BEGIN Records for this task
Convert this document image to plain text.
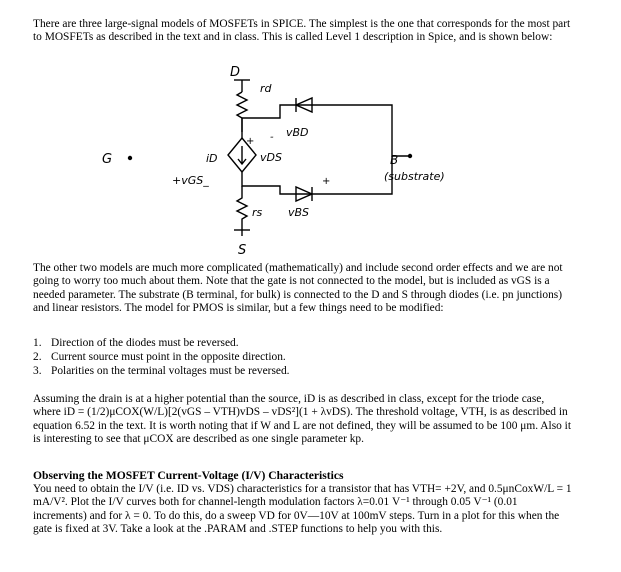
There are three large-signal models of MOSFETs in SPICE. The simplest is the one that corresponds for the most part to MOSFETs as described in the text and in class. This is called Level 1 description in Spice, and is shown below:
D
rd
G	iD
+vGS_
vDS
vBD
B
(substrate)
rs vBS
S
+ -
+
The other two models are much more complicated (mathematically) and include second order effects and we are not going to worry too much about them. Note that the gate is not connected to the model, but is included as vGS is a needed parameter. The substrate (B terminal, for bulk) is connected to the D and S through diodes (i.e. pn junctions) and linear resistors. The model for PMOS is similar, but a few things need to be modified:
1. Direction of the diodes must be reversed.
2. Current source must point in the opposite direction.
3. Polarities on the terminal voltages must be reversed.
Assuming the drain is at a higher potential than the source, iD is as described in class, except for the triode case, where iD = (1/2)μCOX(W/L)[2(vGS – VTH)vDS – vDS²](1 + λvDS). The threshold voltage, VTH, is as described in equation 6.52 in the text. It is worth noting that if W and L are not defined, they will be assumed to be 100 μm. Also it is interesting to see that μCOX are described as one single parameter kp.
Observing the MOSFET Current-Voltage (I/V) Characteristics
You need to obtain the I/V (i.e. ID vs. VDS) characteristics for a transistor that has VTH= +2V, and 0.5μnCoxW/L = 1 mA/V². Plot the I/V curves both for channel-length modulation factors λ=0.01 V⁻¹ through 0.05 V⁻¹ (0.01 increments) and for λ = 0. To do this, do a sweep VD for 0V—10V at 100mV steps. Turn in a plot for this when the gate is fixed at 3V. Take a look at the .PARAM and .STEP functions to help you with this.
END Records for this task
Where a line in the material above holds "Current", copy that line.

2. Current source must point in the opposite direction.
Observing the MOSFET Current-Voltage (I/V) Characteristics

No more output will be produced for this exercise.